Your objective:
Repeat the entries below without any change, starting at the line that contains "y-tick-label: 60 (57, 279, 71, 294)" and stopping after the line that contains "series-layer (84, 71, 1057, 375)".

Annotated element entries
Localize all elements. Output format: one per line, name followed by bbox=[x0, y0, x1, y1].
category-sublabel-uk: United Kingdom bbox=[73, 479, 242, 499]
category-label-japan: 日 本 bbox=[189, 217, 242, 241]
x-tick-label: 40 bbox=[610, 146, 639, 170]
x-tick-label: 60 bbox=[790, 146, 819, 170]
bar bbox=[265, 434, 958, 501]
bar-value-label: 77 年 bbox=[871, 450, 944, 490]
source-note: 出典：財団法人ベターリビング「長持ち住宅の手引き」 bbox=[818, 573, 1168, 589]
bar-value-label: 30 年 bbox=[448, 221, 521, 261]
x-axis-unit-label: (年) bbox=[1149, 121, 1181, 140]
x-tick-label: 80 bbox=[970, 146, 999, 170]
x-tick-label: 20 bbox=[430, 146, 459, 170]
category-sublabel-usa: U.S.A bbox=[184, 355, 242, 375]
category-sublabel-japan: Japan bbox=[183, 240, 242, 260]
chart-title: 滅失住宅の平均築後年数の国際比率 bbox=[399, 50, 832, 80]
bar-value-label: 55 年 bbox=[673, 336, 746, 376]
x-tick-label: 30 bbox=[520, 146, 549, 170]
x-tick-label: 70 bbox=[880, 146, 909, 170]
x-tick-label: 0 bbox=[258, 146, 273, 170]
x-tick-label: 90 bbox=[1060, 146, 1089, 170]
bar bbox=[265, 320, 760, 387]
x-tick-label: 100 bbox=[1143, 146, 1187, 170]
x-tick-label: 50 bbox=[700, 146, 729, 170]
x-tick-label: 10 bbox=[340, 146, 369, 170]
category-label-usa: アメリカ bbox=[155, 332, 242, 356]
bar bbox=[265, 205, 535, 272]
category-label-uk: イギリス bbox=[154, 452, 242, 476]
==
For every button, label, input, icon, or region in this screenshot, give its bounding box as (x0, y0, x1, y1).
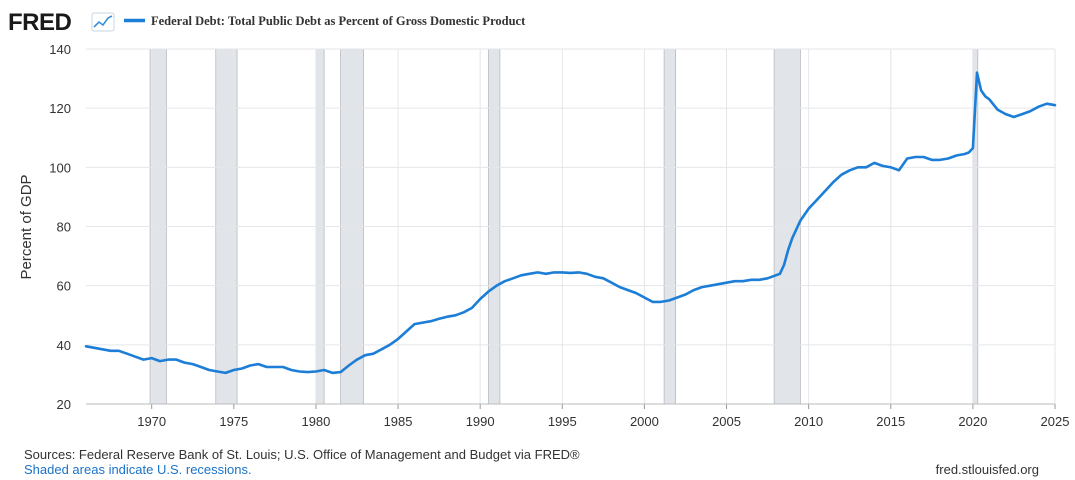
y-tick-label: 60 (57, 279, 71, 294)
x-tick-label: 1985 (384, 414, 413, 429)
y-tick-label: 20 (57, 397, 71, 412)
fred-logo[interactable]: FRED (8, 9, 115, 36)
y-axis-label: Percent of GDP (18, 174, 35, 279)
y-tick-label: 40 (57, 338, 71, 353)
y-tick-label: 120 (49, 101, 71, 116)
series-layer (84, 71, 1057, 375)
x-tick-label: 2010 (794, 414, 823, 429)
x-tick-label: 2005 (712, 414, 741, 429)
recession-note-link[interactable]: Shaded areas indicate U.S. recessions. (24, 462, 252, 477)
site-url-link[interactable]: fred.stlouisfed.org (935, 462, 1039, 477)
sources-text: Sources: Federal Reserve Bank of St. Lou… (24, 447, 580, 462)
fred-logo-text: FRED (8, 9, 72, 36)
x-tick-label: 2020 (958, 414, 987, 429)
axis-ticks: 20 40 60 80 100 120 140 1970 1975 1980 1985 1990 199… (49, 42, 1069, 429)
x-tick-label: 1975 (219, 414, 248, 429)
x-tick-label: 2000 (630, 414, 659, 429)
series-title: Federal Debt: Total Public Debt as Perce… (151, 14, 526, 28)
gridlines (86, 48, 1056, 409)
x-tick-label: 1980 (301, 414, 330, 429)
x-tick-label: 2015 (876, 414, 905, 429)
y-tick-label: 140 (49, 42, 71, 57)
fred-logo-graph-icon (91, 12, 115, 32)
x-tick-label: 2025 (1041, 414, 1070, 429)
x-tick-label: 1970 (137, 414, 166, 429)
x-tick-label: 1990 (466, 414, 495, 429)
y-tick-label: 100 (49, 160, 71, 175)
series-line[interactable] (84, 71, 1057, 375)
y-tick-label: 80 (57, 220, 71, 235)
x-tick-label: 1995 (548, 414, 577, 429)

Finished task:
y-tick-label: 60 (57, 279, 71, 294)
x-tick-label: 1985 (384, 414, 413, 429)
y-tick-label: 20 (57, 397, 71, 412)
fred-logo[interactable]: FRED (8, 9, 115, 36)
y-axis-label: Percent of GDP (18, 174, 35, 279)
y-tick-label: 40 (57, 338, 71, 353)
y-tick-label: 120 (49, 101, 71, 116)
series-layer (84, 71, 1057, 375)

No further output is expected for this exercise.